Lines that contain "block" are to be counted; give only their number.

## begin DATA FOR PROCESSING

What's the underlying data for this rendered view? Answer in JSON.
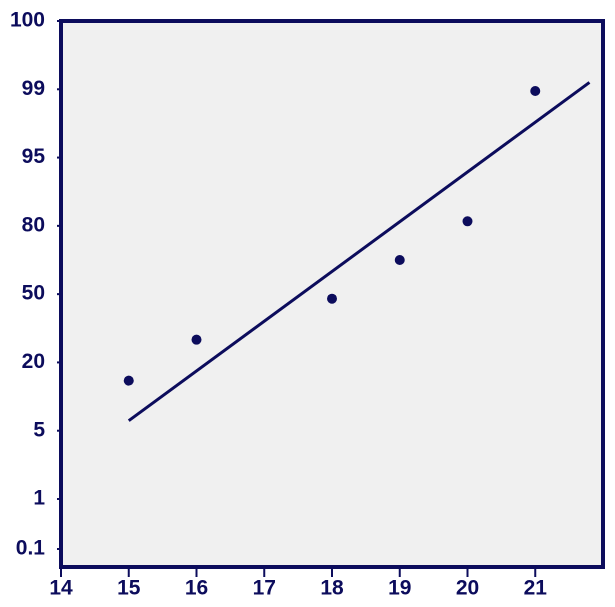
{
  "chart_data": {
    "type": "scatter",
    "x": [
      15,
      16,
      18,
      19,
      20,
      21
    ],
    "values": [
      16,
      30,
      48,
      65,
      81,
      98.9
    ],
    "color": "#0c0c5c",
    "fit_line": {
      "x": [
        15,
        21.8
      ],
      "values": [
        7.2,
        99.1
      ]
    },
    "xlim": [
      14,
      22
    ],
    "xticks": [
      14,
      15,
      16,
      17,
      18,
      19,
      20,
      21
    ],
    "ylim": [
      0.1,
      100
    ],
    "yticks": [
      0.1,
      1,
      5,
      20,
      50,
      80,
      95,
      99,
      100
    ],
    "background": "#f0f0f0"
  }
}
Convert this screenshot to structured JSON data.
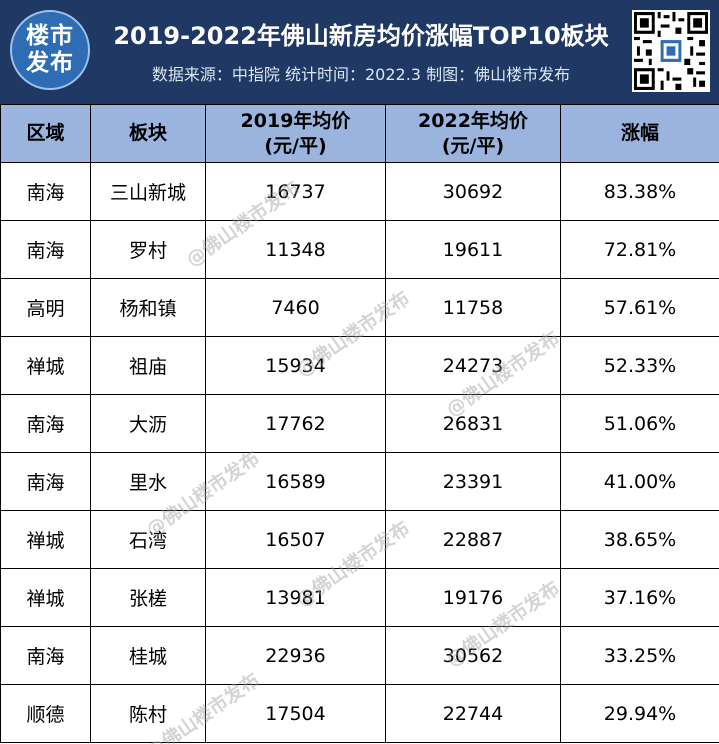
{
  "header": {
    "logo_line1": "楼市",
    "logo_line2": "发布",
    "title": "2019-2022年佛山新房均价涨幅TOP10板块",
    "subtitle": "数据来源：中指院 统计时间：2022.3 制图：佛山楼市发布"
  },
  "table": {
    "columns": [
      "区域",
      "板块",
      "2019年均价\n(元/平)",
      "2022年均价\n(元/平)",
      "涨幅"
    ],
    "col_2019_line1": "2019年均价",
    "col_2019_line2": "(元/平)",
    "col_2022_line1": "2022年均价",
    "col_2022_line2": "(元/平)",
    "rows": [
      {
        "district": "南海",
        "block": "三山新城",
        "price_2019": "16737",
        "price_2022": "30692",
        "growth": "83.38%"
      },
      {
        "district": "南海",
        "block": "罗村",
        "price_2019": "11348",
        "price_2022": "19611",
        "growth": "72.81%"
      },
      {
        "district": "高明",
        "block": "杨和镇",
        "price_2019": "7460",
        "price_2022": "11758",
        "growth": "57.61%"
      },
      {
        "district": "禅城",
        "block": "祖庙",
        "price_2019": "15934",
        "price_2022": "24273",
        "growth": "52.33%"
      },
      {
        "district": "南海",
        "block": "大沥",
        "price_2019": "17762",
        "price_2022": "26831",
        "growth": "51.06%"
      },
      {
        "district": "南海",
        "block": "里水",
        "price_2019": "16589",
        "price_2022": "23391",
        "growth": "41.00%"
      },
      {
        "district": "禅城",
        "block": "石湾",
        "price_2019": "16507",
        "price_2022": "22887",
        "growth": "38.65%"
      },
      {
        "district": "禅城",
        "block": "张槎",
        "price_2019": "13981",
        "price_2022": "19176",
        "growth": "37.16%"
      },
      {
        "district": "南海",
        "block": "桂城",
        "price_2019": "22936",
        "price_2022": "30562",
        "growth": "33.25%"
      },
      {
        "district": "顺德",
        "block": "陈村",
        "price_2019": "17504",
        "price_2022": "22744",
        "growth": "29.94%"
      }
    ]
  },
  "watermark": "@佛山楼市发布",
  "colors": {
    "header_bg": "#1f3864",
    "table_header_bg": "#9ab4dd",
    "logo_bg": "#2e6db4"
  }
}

## end DATA FOR PROCESSING

CORRECT RESULT: 10